GIVEN RECORDS:
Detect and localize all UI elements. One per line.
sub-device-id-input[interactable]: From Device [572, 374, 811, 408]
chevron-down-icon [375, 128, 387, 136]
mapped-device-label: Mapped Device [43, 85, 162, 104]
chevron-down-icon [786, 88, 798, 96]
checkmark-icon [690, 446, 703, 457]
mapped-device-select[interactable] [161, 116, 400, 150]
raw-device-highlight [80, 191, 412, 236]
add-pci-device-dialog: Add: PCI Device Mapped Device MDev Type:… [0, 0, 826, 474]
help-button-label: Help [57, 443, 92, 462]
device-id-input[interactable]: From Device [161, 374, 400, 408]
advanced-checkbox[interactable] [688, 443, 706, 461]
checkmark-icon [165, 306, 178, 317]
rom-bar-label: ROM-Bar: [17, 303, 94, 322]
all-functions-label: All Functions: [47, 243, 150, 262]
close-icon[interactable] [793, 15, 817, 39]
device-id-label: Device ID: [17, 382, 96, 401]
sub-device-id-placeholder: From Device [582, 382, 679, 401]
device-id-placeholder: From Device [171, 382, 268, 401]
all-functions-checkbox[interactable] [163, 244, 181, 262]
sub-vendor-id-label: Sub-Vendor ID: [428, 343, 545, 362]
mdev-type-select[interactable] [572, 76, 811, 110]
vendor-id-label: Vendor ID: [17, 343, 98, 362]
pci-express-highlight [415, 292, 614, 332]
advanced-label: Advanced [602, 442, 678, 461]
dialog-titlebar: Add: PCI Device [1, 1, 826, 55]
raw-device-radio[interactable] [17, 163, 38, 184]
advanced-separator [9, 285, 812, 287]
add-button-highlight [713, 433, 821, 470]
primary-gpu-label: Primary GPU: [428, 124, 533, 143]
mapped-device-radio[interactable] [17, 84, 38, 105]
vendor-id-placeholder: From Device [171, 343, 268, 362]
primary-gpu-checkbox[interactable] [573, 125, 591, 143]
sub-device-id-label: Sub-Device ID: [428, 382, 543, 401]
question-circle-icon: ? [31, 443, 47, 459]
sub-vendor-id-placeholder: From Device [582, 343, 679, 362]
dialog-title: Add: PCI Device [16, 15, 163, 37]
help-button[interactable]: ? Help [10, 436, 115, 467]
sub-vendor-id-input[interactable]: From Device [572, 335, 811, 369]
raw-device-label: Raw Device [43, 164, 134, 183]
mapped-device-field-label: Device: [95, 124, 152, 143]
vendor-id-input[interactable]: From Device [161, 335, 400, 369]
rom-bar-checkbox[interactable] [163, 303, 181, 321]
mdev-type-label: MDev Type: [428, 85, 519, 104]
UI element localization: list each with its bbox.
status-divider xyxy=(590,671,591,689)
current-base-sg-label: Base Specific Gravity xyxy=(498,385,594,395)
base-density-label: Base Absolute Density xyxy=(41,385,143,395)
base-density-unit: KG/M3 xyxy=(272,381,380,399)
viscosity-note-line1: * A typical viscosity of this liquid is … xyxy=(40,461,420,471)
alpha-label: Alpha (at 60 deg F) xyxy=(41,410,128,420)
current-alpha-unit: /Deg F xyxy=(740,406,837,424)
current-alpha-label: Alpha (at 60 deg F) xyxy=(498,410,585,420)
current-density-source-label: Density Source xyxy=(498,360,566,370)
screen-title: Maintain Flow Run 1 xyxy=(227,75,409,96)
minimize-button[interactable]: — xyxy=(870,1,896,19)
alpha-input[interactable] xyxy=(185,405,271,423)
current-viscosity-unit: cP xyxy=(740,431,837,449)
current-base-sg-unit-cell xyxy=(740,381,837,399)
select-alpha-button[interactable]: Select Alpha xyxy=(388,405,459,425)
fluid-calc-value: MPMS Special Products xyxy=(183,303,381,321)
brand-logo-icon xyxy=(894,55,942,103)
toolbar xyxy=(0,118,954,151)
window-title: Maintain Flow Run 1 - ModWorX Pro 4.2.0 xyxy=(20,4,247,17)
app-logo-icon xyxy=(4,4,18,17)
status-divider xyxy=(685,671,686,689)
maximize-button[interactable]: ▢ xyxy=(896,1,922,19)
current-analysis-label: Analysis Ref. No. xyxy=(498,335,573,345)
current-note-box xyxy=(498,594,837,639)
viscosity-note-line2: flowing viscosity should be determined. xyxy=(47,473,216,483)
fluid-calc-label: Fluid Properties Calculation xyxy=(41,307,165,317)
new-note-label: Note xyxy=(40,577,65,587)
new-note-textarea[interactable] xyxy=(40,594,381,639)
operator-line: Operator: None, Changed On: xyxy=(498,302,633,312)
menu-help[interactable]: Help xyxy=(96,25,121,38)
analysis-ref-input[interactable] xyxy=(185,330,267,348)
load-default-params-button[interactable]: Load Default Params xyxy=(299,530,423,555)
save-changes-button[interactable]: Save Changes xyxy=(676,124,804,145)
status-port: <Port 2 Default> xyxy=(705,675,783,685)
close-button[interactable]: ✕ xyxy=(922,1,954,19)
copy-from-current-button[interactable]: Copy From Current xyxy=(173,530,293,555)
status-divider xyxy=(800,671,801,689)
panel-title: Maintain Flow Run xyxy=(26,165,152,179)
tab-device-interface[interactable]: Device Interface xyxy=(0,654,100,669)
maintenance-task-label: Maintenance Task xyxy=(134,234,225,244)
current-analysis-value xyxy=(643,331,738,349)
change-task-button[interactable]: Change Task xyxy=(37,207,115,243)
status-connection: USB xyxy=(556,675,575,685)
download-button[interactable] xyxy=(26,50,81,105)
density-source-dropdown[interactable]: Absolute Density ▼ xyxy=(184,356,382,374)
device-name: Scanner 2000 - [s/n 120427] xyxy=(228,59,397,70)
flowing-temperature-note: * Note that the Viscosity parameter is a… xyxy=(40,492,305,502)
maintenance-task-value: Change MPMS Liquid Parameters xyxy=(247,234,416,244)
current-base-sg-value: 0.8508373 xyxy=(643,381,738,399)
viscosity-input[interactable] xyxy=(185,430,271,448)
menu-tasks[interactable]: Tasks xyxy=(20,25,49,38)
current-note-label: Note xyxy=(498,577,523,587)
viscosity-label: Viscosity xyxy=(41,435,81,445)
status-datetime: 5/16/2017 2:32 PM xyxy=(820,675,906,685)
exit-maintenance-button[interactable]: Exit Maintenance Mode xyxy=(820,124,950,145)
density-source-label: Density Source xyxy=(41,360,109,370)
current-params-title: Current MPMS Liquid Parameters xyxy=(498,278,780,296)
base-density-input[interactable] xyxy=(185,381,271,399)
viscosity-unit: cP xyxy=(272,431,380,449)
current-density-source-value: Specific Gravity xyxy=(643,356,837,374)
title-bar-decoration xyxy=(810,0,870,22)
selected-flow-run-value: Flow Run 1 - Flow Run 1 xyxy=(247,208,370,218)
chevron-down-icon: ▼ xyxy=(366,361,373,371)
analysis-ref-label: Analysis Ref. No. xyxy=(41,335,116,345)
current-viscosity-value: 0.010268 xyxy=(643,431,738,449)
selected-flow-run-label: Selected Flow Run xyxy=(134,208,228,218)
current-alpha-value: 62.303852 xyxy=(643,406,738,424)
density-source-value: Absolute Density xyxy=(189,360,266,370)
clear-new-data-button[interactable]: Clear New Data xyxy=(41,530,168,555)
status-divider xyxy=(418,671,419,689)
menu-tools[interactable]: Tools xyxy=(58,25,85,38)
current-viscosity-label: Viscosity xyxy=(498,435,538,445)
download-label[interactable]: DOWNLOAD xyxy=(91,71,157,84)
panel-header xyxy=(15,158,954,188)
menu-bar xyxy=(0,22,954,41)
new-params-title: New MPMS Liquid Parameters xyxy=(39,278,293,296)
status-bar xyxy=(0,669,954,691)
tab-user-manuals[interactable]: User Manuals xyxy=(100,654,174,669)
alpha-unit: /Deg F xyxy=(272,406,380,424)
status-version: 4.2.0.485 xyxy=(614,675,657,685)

WHAT THE EXERCISE ASKS: Could you return the data word for word, from its first line through the line with "close-icon[interactable] [793, 15, 817, 39]", including both of those lines?

TASK SOLUTION:
Detect and localize all UI elements. One per line.
sub-device-id-input[interactable]: From Device [572, 374, 811, 408]
chevron-down-icon [375, 128, 387, 136]
mapped-device-label: Mapped Device [43, 85, 162, 104]
chevron-down-icon [786, 88, 798, 96]
checkmark-icon [690, 446, 703, 457]
mapped-device-select[interactable] [161, 116, 400, 150]
raw-device-highlight [80, 191, 412, 236]
add-pci-device-dialog: Add: PCI Device Mapped Device MDev Type:… [0, 0, 826, 474]
help-button-label: Help [57, 443, 92, 462]
device-id-input[interactable]: From Device [161, 374, 400, 408]
advanced-checkbox[interactable] [688, 443, 706, 461]
checkmark-icon [165, 306, 178, 317]
rom-bar-label: ROM-Bar: [17, 303, 94, 322]
all-functions-label: All Functions: [47, 243, 150, 262]
close-icon[interactable] [793, 15, 817, 39]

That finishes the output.